**PAGE TEXT:**
_ _ _ _ _ _ _

Multimodal Interaction

in the 90s came multi-output (aka multimedia)...

in the 00s come multi-input (aka multimodal)

digital ink, voice recognition, keyboard, haptics

But multimodal is also about

sessions transfer
environmental conditions

MMI at W3C

Why W3C? W3C doesn't do browsers!

A whole framework

standardising a multimodal interaction framework
leveraging W3C technologies
but also exploring how to make new interfaces work with the Web

A big working group, with many participants from VoiceXML/SRGS/SSML group.

The MMI Framework

Goals

abstractly describe a typical MMI Web application
identify where parts need to be standardised
standardise them

Standards in MMI area, are important, like in Voice applications, as software components come from very different areas of expertise.

MMI Framework

MMI framework diagram

Looking closer: output

Already many existing technologies applicable

diagram of output part of mmi framework

Looking closer: input

mmi framework

EMMA

Goal

Transmit input information from recognisers to interaction mamager, through integration
Intermediaries add metadata to recogniser output

emma process

EMMA Payload

Emma process

EMMA Syntaxes

Open Issue

The Multimodal Interaction Working Group is currently considering the role of RDF in EMMA syntax and processing...

Example

"inline" syntax:

<emma:emma emma:version="1.0"
 xmlns:emma="http://www.w3.org/2003/04/emma#"> 
  <emma:one-of emma:id="r1" 
      emma:start="2003-03-26T0:00:00.15"
      emma:end="2003-03-26T0:00:00.2">
    <emma:interpretation emma:id="int1" emma:confidence="0.75" > 
      <origin>Boston</origin>
      <destination>Denver</destination>
      <date> 
         <emma:absolute-timestamp
          emma:start="2003-03-26T0:00:00.15"
          emma:end="2003-03-26T0:00:00.2"/> 
         03112003 
      </date>  
    </emma:interpretation>
    <emma:interpretation emma:id="int2" emma:confidence="0.68" >
      <origin>Austin</origin>
      <destination>Denver</destination>
      <date>03112003</date>
    </emma:interpretation>
  </emma:one-of>
</emma:emma>

RDF Syntax

<emma:emma emma:version="1.0"

_ _ _ _ _ _ _

**INPUT DATA:**
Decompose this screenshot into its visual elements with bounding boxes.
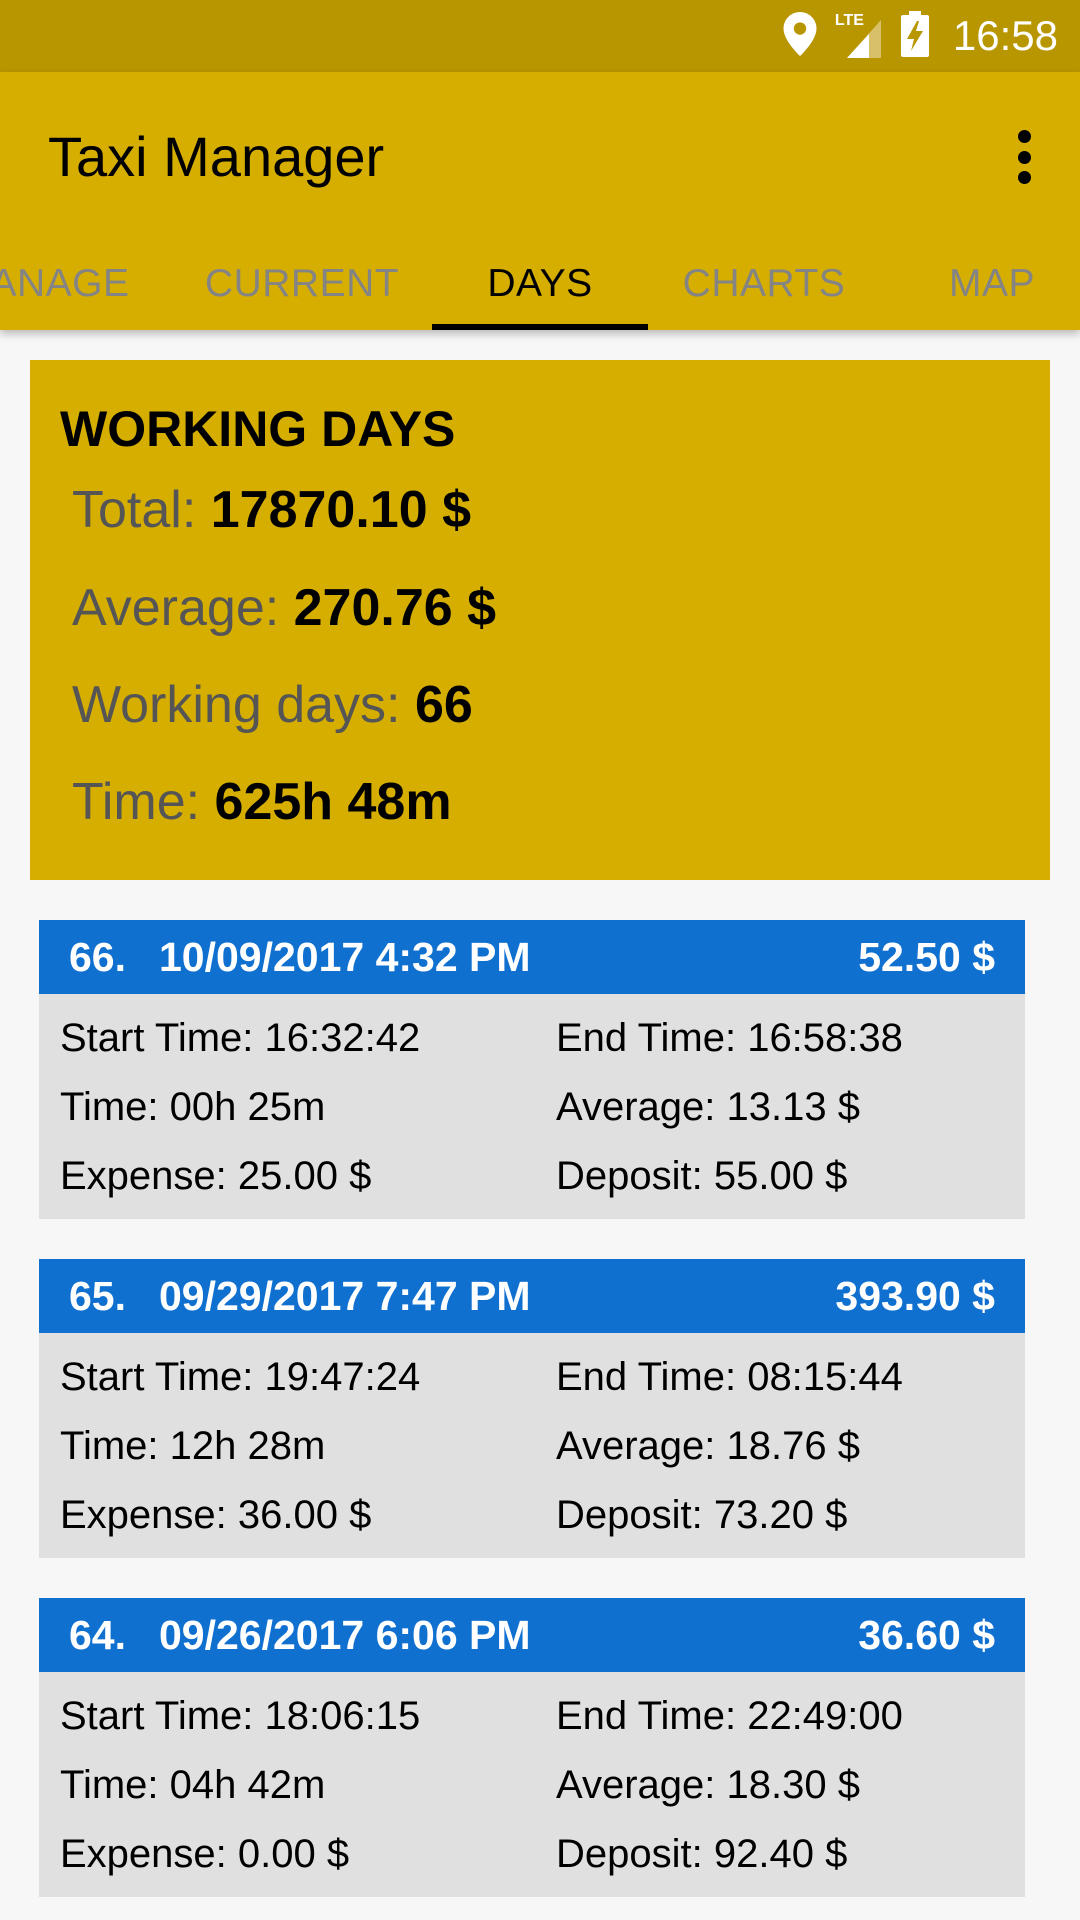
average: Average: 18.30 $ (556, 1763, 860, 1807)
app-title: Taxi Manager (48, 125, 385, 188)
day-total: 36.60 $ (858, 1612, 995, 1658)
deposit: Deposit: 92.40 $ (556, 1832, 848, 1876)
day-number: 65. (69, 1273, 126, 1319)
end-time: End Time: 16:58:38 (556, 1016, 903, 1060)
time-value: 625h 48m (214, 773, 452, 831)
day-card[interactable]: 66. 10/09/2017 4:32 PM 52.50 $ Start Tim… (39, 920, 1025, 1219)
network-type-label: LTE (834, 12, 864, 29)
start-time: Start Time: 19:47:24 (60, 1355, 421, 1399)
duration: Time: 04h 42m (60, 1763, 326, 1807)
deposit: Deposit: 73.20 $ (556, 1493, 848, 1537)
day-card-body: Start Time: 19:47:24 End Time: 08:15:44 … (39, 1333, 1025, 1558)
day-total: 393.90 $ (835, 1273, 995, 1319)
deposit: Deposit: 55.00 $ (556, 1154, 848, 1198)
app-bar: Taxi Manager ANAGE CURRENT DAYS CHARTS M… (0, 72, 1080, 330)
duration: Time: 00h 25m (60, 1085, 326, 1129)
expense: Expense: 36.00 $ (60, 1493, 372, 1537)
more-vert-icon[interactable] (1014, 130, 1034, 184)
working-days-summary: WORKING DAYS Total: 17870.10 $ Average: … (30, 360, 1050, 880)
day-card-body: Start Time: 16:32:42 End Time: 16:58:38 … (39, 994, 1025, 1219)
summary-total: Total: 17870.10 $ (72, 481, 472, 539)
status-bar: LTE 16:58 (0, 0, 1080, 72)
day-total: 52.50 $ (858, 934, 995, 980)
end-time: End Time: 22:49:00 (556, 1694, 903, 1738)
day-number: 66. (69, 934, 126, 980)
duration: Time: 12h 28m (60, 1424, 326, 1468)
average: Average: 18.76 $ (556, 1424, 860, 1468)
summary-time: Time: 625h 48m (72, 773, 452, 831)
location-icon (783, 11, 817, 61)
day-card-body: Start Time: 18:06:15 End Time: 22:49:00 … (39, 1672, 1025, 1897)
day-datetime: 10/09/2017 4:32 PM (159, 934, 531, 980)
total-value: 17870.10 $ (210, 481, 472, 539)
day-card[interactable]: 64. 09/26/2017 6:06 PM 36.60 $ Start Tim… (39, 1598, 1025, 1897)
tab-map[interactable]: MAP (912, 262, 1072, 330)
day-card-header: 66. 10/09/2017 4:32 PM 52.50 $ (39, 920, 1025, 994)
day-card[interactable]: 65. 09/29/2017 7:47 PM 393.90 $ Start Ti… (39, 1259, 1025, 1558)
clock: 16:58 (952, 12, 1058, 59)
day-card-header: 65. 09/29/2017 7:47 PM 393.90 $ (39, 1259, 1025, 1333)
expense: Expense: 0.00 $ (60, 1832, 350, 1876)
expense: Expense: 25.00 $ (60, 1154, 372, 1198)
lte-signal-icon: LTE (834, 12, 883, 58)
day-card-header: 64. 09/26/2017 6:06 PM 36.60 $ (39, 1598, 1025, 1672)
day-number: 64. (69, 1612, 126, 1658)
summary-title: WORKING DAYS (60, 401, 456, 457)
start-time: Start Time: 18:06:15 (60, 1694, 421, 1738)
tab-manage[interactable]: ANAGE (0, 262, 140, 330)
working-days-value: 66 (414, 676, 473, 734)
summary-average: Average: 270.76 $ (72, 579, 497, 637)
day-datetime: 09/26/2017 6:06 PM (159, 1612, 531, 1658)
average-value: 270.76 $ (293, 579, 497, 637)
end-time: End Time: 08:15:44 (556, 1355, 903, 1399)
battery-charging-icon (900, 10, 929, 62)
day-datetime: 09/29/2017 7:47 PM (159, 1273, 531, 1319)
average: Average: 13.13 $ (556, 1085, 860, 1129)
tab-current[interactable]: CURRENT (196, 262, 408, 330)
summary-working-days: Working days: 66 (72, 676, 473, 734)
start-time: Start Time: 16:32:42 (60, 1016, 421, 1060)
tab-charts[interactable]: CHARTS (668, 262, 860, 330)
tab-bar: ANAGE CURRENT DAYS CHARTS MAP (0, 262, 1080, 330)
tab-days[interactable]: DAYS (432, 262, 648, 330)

_ _ _ _ _ _ _

**GIVEN EXERCISE 1:**
Print the passage of the multimodal interaction notes between "standardising a multimodal" and "from VoiceXML/SRGS/SSML group.", inclusive, without any changes.
**GIVEN EXERCISE 2:**
Arrange the lines of the listing between the line containing "average: Average: 18.30" and the line containing "duration: Time: 04h 42m (60, 1763, 326, 1807)", inclusive, as a numbered list, omitting any blank lines.

**TASK ANSWER 1:**
standardising a multimodal interaction framework
leveraging W3C technologies
but also exploring how to make new interfaces work with the Web

A big working group, with many participants from VoiceXML/SRGS/SSML group.

**TASK ANSWER 2:**
1. average: Average: 18.30 $ (556, 1763, 860, 1807)
2. app-title: Taxi Manager (48, 125, 385, 188)
3. day-total: 36.60 $ (858, 1612, 995, 1658)
4. deposit: Deposit: 92.40 $ (556, 1832, 848, 1876)
5. day-number: 65. (69, 1273, 126, 1319)
6. end-time: End Time: 16:58:38 (556, 1016, 903, 1060)
7. time-value: 625h 48m (214, 773, 452, 831)
8. day-card[interactable]: 66. 10/09/2017 4:32 PM 52.50 $ Start Tim… (39, 920, 1025, 1219)
9. network-type-label: LTE (834, 12, 864, 29)
10. start-time: Start Time: 19:47:24 (60, 1355, 421, 1399)
11. duration: Time: 04h 42m (60, 1763, 326, 1807)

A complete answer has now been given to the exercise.